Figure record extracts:

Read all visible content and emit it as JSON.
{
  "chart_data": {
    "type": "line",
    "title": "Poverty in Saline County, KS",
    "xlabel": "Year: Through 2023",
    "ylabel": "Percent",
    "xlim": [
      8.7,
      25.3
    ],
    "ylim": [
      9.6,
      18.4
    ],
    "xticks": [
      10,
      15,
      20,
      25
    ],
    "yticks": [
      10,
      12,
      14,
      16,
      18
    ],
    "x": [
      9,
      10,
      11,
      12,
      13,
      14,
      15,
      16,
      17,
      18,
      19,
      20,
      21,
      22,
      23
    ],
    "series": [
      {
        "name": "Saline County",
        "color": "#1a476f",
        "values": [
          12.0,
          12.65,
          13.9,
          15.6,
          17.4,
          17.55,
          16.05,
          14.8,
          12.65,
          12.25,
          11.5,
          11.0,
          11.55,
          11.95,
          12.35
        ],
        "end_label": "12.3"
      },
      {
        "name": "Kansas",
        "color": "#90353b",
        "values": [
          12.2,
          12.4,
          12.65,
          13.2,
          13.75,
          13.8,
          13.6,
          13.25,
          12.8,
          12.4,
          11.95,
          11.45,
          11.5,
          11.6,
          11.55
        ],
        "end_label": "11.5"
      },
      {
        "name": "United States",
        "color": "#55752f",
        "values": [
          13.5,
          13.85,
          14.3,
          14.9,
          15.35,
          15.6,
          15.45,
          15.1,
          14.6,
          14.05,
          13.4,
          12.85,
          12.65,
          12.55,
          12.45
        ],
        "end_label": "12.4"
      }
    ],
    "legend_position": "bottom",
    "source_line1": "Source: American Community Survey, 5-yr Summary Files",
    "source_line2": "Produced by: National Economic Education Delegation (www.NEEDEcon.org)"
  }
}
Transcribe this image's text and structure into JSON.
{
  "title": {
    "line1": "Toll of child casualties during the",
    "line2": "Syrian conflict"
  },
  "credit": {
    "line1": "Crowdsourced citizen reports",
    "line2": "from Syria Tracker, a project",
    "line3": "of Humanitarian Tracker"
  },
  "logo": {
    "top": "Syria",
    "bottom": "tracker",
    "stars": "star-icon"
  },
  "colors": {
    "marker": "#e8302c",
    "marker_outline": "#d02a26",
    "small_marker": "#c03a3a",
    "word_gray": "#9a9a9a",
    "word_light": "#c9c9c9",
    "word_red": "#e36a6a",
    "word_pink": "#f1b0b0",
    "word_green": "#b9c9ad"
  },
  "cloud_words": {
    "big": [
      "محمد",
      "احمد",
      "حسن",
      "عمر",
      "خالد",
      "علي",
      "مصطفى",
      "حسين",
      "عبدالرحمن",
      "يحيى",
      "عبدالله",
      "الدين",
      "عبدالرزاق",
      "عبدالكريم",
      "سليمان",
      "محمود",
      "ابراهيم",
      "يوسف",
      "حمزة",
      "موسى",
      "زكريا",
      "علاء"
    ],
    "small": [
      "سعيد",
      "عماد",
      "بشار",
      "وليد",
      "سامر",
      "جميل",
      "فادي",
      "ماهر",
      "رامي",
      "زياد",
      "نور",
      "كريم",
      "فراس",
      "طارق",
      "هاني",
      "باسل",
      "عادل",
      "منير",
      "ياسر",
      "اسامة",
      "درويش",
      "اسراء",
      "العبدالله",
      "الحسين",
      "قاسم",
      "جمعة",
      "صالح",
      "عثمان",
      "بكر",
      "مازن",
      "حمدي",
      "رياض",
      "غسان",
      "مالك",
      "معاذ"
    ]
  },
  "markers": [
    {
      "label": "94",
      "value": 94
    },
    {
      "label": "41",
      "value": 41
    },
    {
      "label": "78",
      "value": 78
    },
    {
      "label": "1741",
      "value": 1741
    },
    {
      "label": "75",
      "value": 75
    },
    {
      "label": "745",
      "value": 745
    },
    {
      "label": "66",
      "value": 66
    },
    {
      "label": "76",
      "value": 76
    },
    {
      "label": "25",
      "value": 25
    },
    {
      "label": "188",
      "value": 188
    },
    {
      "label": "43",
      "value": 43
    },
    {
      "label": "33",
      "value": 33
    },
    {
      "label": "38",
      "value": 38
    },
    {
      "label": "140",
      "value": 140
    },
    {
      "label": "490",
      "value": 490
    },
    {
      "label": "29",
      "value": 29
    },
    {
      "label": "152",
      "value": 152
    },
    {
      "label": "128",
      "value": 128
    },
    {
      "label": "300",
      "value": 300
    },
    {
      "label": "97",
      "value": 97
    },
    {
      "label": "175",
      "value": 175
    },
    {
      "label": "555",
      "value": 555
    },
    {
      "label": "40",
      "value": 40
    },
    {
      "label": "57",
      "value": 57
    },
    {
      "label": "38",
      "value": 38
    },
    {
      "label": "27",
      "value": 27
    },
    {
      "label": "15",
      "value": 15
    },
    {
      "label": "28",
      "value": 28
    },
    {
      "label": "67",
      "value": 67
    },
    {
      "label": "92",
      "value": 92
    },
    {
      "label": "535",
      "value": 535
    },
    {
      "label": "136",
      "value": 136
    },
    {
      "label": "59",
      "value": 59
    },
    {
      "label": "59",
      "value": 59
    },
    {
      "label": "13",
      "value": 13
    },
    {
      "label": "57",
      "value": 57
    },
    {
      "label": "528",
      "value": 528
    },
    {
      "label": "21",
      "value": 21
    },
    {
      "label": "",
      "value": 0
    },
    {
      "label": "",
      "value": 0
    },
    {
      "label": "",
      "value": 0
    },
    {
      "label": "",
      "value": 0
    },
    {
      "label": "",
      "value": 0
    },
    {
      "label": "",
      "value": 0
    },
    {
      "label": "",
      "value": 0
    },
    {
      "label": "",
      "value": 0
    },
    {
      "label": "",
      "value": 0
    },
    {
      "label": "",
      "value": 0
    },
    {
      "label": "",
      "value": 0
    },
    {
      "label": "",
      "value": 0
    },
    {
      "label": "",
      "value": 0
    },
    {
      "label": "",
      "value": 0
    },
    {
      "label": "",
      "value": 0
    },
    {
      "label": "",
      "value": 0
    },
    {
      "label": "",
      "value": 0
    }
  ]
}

## Given exercise
In the records above, locate each line with the word "bottom". Copy all such lines.

## Complete answer
    "legend_position": "bottom",
    "bottom": "tracker",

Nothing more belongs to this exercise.